▶ What you need to do
Reproduce verbatim the part of the material that opens with the line containing "y-tick-label: 5: [87, 344, 100, 368]" and closes with the line containing "x-tick-label: 8/15: [511, 688, 560, 737]", including both of those lines.

** BEGIN Exercise material **

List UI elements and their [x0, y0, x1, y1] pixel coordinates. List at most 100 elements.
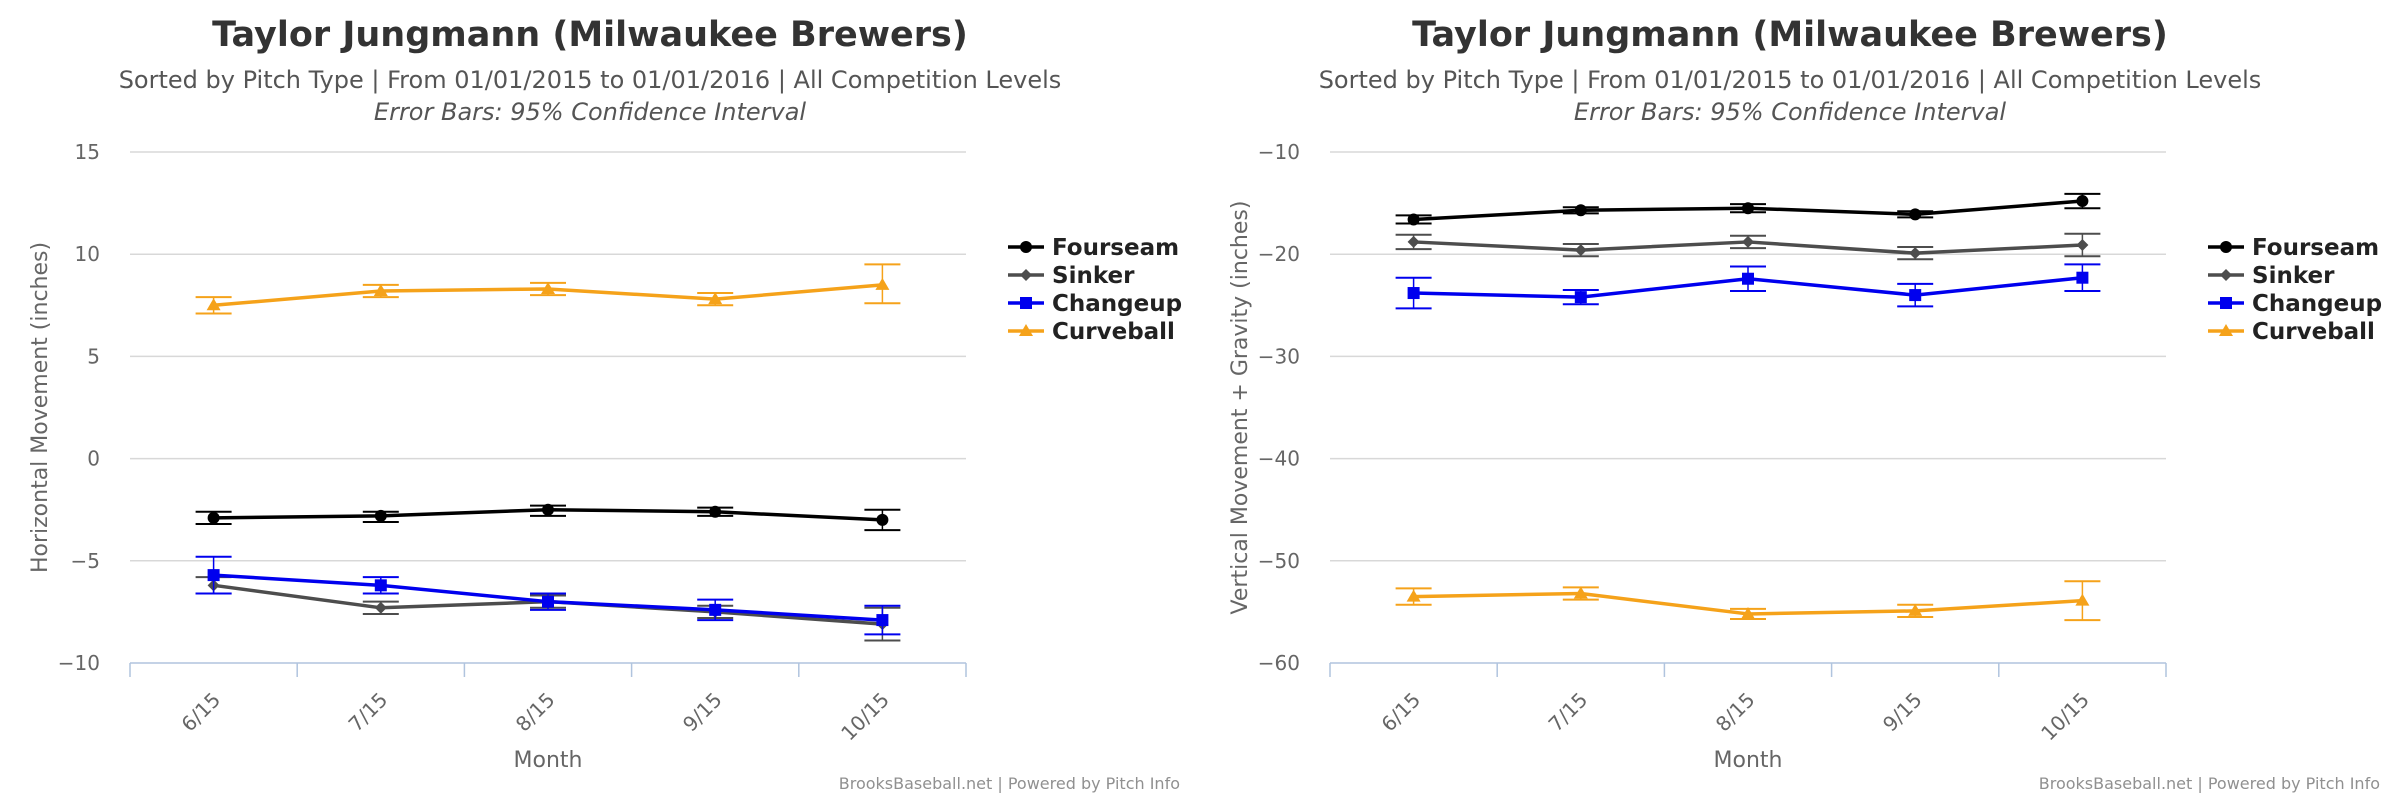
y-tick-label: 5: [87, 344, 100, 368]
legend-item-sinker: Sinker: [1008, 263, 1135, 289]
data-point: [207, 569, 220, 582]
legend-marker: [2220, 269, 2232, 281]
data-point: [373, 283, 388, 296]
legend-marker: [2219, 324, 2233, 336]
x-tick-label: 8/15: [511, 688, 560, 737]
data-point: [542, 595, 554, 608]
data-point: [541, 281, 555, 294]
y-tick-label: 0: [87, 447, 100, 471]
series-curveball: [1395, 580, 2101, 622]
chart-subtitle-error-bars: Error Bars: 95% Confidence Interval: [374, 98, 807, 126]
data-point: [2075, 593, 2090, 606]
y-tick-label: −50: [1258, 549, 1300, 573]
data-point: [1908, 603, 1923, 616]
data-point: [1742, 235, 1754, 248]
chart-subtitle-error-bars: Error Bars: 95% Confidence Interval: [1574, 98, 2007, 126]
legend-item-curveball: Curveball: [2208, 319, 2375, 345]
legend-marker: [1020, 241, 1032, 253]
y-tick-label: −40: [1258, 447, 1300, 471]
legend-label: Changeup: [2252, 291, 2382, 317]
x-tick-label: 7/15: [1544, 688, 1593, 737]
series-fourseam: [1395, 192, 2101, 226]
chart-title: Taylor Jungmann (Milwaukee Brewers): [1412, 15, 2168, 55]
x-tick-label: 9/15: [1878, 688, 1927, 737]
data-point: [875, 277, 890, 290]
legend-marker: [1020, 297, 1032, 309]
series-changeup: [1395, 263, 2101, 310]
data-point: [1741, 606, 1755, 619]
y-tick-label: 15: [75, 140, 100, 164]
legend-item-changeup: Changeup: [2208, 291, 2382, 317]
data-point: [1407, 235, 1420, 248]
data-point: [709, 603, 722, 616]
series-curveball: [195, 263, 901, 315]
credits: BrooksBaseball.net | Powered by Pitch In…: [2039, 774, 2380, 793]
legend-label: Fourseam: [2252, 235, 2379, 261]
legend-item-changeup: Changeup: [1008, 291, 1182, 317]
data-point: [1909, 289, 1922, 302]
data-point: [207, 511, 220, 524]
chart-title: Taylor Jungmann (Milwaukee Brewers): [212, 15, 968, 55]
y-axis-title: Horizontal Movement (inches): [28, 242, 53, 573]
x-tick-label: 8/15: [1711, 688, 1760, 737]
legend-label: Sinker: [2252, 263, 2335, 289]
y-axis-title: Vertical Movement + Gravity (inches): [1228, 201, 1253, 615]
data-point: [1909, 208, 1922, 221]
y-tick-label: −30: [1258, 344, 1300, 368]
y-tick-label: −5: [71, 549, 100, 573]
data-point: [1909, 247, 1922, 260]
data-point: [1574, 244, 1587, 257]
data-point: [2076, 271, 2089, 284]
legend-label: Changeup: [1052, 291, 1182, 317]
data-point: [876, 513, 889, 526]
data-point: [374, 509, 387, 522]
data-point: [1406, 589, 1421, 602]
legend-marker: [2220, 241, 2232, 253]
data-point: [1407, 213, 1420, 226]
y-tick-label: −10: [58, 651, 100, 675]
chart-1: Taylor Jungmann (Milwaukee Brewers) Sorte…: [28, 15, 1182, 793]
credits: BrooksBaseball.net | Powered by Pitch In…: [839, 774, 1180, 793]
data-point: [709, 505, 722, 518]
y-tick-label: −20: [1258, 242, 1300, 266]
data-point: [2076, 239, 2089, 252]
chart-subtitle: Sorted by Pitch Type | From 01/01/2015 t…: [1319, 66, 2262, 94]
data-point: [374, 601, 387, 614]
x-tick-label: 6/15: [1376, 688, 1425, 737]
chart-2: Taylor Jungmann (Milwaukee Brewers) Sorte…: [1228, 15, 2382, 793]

** END Exercise material **

▶ The output
y-tick-label: 5: [87, 344, 100, 368]
legend-item-sinker: Sinker: [1008, 263, 1135, 289]
data-point: [207, 569, 220, 582]
legend-marker: [2220, 269, 2232, 281]
data-point: [373, 283, 388, 296]
legend-marker: [2219, 324, 2233, 336]
x-tick-label: 8/15: [511, 688, 560, 737]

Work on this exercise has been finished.